**EXERCISE DIRECTIONS:** Find all the lines with "April" and gather them.
-- begin SUPPLIED ENTRIES --
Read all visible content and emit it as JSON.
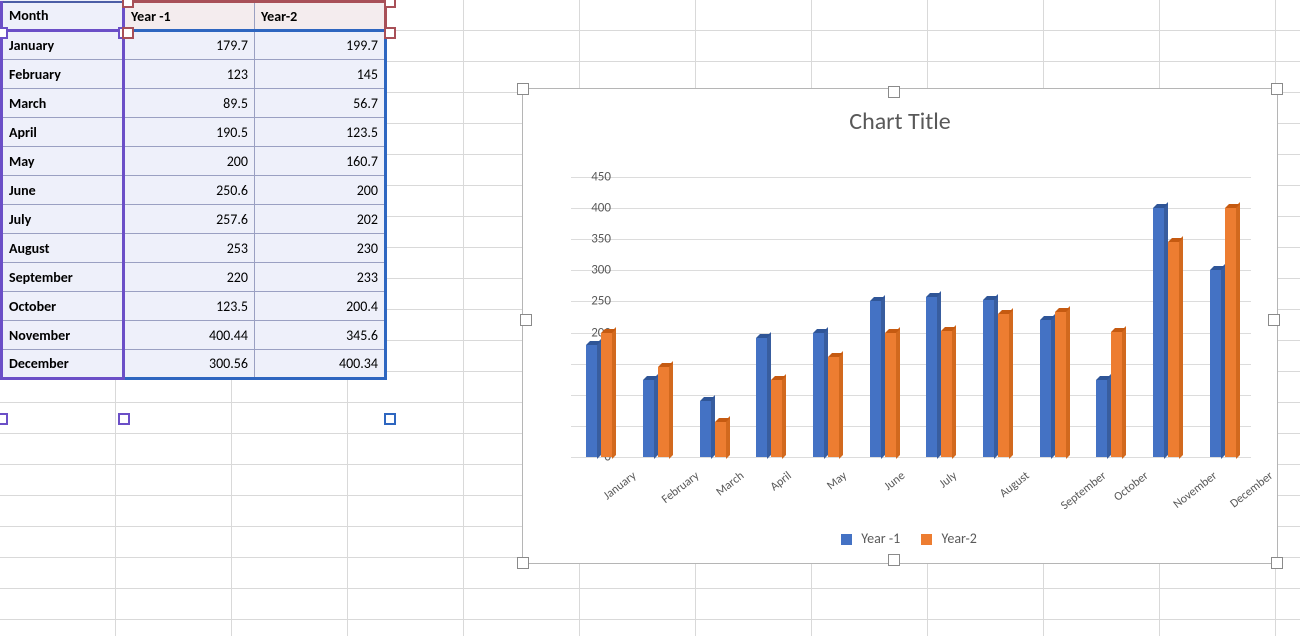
{
  "table": {
    "headers": [
      "Month",
      "Year -1",
      "Year-2"
    ],
    "rows": [
      {
        "month": "January",
        "y1": "179.7",
        "y2": "199.7"
      },
      {
        "month": "February",
        "y1": "123",
        "y2": "145"
      },
      {
        "month": "March",
        "y1": "89.5",
        "y2": "56.7"
      },
      {
        "month": "April",
        "y1": "190.5",
        "y2": "123.5"
      },
      {
        "month": "May",
        "y1": "200",
        "y2": "160.7"
      },
      {
        "month": "June",
        "y1": "250.6",
        "y2": "200"
      },
      {
        "month": "July",
        "y1": "257.6",
        "y2": "202"
      },
      {
        "month": "August",
        "y1": "253",
        "y2": "230"
      },
      {
        "month": "September",
        "y1": "220",
        "y2": "233"
      },
      {
        "month": "October",
        "y1": "123.5",
        "y2": "200.4"
      },
      {
        "month": "November",
        "y1": "400.44",
        "y2": "345.6"
      },
      {
        "month": "December",
        "y1": "300.56",
        "y2": "400.34"
      }
    ]
  },
  "chart_data": {
    "type": "bar",
    "title": "Chart Title",
    "xlabel": "",
    "ylabel": "",
    "ylim": [
      0,
      450
    ],
    "ytick_step": 50,
    "categories": [
      "January",
      "February",
      "March",
      "April",
      "May",
      "June",
      "July",
      "August",
      "September",
      "October",
      "November",
      "December"
    ],
    "series": [
      {
        "name": "Year -1",
        "color": "#4472c4",
        "values": [
          179.7,
          123,
          89.5,
          190.5,
          200,
          250.6,
          257.6,
          253,
          220,
          123.5,
          400.44,
          300.56
        ]
      },
      {
        "name": "Year-2",
        "color": "#ed7d31",
        "values": [
          199.7,
          145,
          56.7,
          123.5,
          160.7,
          200,
          202,
          230,
          233,
          200.4,
          345.6,
          400.34
        ]
      }
    ]
  }
}
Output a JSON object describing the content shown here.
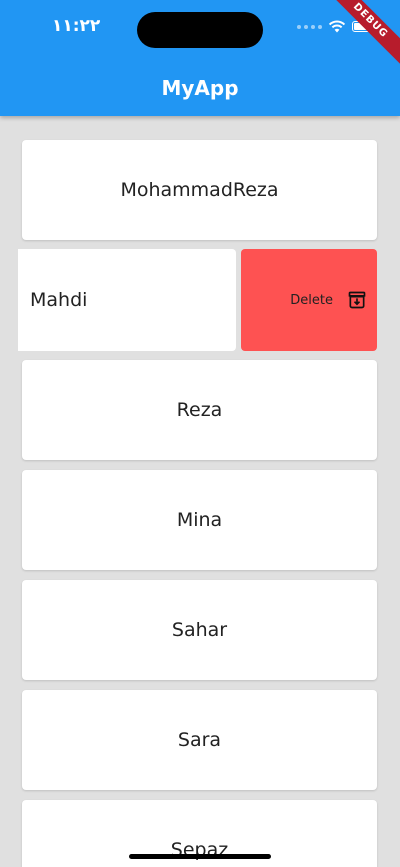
{
  "status_bar": {
    "time": "١١:٢٢"
  },
  "app_bar": {
    "title": "MyApp"
  },
  "debug_banner": "DEBUG",
  "list": {
    "items": [
      {
        "name": "MohammadReza"
      },
      {
        "name": "Mahdi",
        "action_label": "Delete"
      },
      {
        "name": "Reza"
      },
      {
        "name": "Mina"
      },
      {
        "name": "Sahar"
      },
      {
        "name": "Sara"
      },
      {
        "name": "Sepaz"
      }
    ]
  },
  "colors": {
    "app_bar": "#2196f3",
    "delete_action": "#fe5252",
    "background": "#e0e0e0"
  },
  "icons": {
    "delete": "archive-icon"
  }
}
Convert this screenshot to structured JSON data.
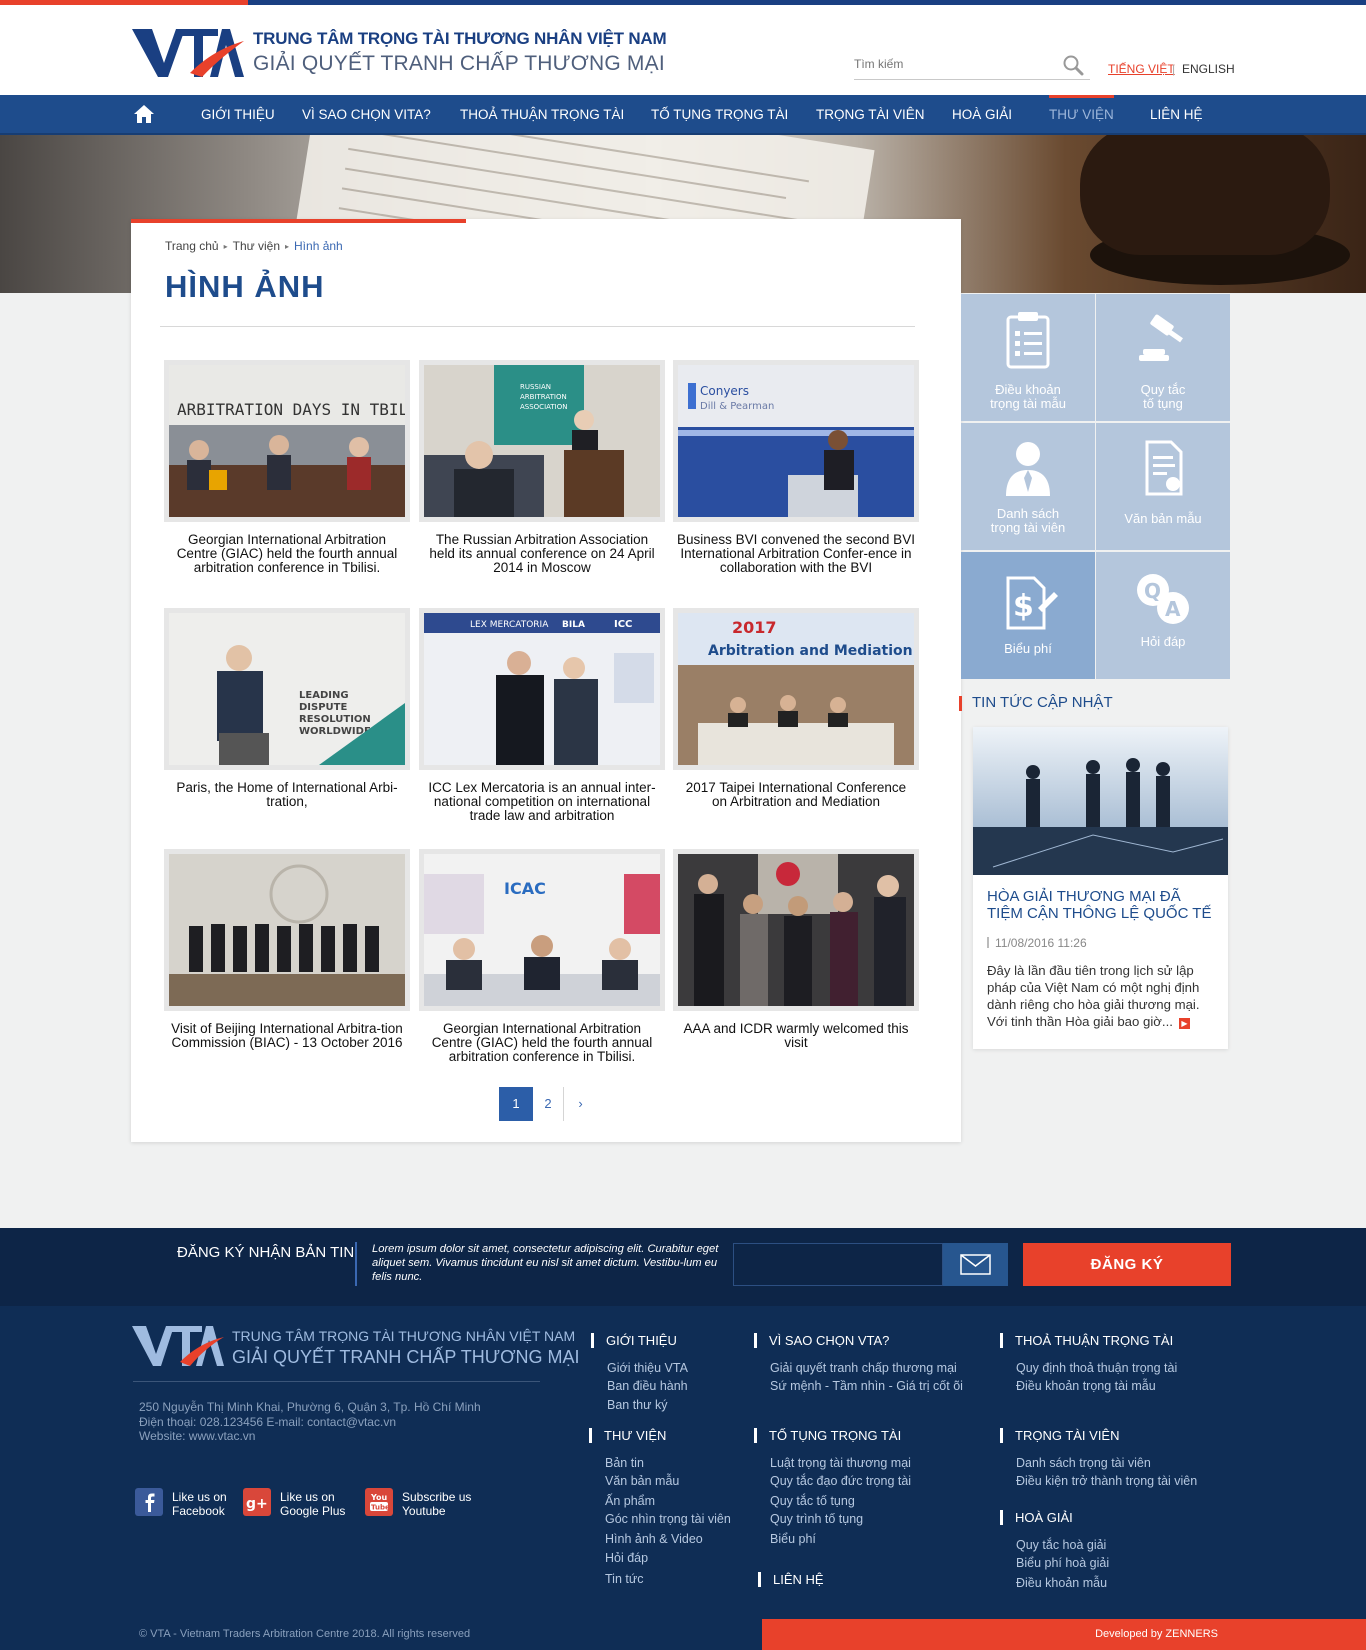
{
  "brand": {
    "logo_text": "VTA",
    "line1": "TRUNG TÂM TRỌNG TÀI THƯƠNG NHÂN VIỆT NAM",
    "line2": "GIẢI QUYẾT TRANH CHẤP THƯƠNG MẠI"
  },
  "search": {
    "placeholder": "Tìm kiếm",
    "icon": "search-icon"
  },
  "languages": {
    "vi": "TIẾNG VIỆT",
    "separator": "|",
    "en": "ENGLISH"
  },
  "nav": {
    "home_icon": "home-icon",
    "items": [
      {
        "label": "GIỚI THIỆU"
      },
      {
        "label": "VÌ SAO CHỌN VITA?"
      },
      {
        "label": "THOẢ THUẬN TRỌNG TÀI"
      },
      {
        "label": "TỐ TỤNG TRỌNG TÀI"
      },
      {
        "label": "TRỌNG TÀI VIÊN"
      },
      {
        "label": "HOÀ GIẢI"
      },
      {
        "label": "THƯ VIỆN"
      },
      {
        "label": "LIÊN HỆ"
      }
    ],
    "active": "THƯ VIỆN"
  },
  "breadcrumb": [
    "Trang chủ",
    "Thư viện",
    "Hình ảnh"
  ],
  "page_title": "HÌNH ẢNH",
  "gallery": [
    {
      "caption": "Georgian International Arbitration Centre (GIAC) held the fourth annual arbitration conference in Tbilisi.",
      "image_text": "ARBITRATION DAYS IN TBILI"
    },
    {
      "caption": "The Russian Arbitration Association held its annual conference on 24 April 2014 in Moscow",
      "image_text": "RUSSIAN ARBITRATION ASSOCIATION"
    },
    {
      "caption": "Business BVI convened the second BVI International Arbitration Confer-ence in collaboration with the BVI",
      "image_text": "Conyers Dill & Pearman"
    },
    {
      "caption": "Paris, the Home of International Arbi-tration,",
      "image_text": "LEADING DISPUTE RESOLUTION WORLDWIDE"
    },
    {
      "caption": "ICC Lex Mercatoria is an annual inter-national competition on international trade law and arbitration",
      "image_text": "LEX MERCATORIA"
    },
    {
      "caption": "2017 Taipei International Conference on Arbitration and Mediation",
      "image_text": "2017 Arbitration and Mediation"
    },
    {
      "caption": "Visit of Beijing International Arbitra-tion Commission (BIAC) - 13 October 2016",
      "image_text": ""
    },
    {
      "caption": "Georgian International Arbitration Centre (GIAC) held the fourth annual arbitration conference in Tbilisi.",
      "image_text": "ICAC"
    },
    {
      "caption": "AAA and ICDR warmly welcomed this visit",
      "image_text": ""
    }
  ],
  "pagination": {
    "pages": [
      "1",
      "2"
    ],
    "current": "1",
    "next": "›"
  },
  "sidebar_tiles": [
    {
      "label1": "Điều khoản",
      "label2": "trọng tài mẫu",
      "icon": "clipboard-icon"
    },
    {
      "label1": "Quy tắc",
      "label2": "tố tụng",
      "icon": "gavel-icon"
    },
    {
      "label1": "Danh sách",
      "label2": "trọng tài viên",
      "icon": "person-icon"
    },
    {
      "label1": "Văn bản mẫu",
      "label2": "",
      "icon": "document-icon"
    },
    {
      "label1": "Biểu phí",
      "label2": "",
      "icon": "dollar-document-icon"
    },
    {
      "label1": "Hỏi đáp",
      "label2": "",
      "icon": "qa-icon"
    }
  ],
  "news": {
    "heading": "TIN TỨC CẬP NHẬT",
    "title": "HÒA GIẢI THƯƠNG MẠI ĐÃ TIỆM CẬN THÔNG LỆ QUỐC TẾ",
    "date": "11/08/2016 11:26",
    "excerpt": "Đây là lần đầu tiên trong lịch sử lập pháp của Việt Nam có một nghị định dành riêng cho hòa giải thương mại. Với tinh thần Hòa giải bao giờ...",
    "more_icon": "arrow-right-icon"
  },
  "newsletter": {
    "title": "ĐĂNG KÝ NHẬN BẢN TIN",
    "text": "Lorem ipsum dolor sit amet, consectetur adipiscing elit. Curabitur eget aliquet sem. Vivamus tincidunt eu nisl sit amet dictum. Vestibu-lum eu felis nunc.",
    "input_value": "",
    "button": "ĐĂNG KÝ",
    "mail_icon": "envelope-icon"
  },
  "footer": {
    "address": "250 Nguyễn Thị Minh Khai, Phường 6, Quận 3, Tp. Hồ Chí Minh",
    "phone": "Điện thoại: 028.123456 E-mail: contact@vtac.vn",
    "website": "Website: www.vtac.vn",
    "social": [
      {
        "line1": "Like us on",
        "line2": "Facebook",
        "icon": "facebook-icon"
      },
      {
        "line1": "Like us on",
        "line2": "Google Plus",
        "icon": "google-plus-icon"
      },
      {
        "line1": "Subscribe us",
        "line2": "Youtube",
        "icon": "youtube-icon"
      }
    ],
    "columns": [
      {
        "heading": "GIỚI THIỆU",
        "links": [
          "Giới thiệu VTA",
          "Ban điều hành",
          "Ban thư ký"
        ]
      },
      {
        "heading": "VÌ SAO CHỌN VTA?",
        "links": [
          "Giải quyết tranh chấp thương mại",
          "Sứ mệnh - Tầm  nhìn - Giá trị cốt õi"
        ]
      },
      {
        "heading": "THOẢ THUẬN TRỌNG TÀI",
        "links": [
          "Quy định thoả thuận trọng tài",
          "Điều khoản trọng tài mẫu"
        ]
      },
      {
        "heading": "THƯ VIỆN",
        "links": [
          "Bản tin",
          "Văn bản mẫu",
          "Ấn phẩm",
          "Góc nhìn trọng tài viên",
          "Hình ảnh & Video",
          "Hỏi đáp",
          "Tin tức"
        ]
      },
      {
        "heading": "TỐ TỤNG TRỌNG TÀI",
        "links": [
          "Luật trọng tài thương mại",
          "Quy tắc đạo đức trọng tài",
          "Quy tắc tố tụng",
          "Quy trình tố tụng",
          "Biểu phí"
        ]
      },
      {
        "heading": "TRỌNG TÀI VIÊN",
        "links": [
          "Danh sách trọng tài viên",
          "Điều kiện trở thành trọng tài viên"
        ]
      },
      {
        "heading": "HOÀ GIẢI",
        "links": [
          "Quy tắc hoà giải",
          "Biểu phí hoà giải",
          "Điều khoản mẫu"
        ]
      },
      {
        "heading": "LIÊN HỆ",
        "links": []
      }
    ],
    "copyright": "© VTA - Vietnam Traders Arbitration Centre  2018. All rights reserved",
    "developed_by": "Developed by ZENNERS"
  },
  "colors": {
    "brand_blue": "#1e4c8c",
    "accent_red": "#e8412b",
    "footer_navy": "#0f2d55",
    "tile_blue": "#b4c6dc"
  }
}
-- end SUPPLIED ENTRIES --
**THE REPLY:**
        "month": "April",
      "April",
      "caption": "The Russian Arbitration Association held its annual conference on 24 April 2014 in Moscow",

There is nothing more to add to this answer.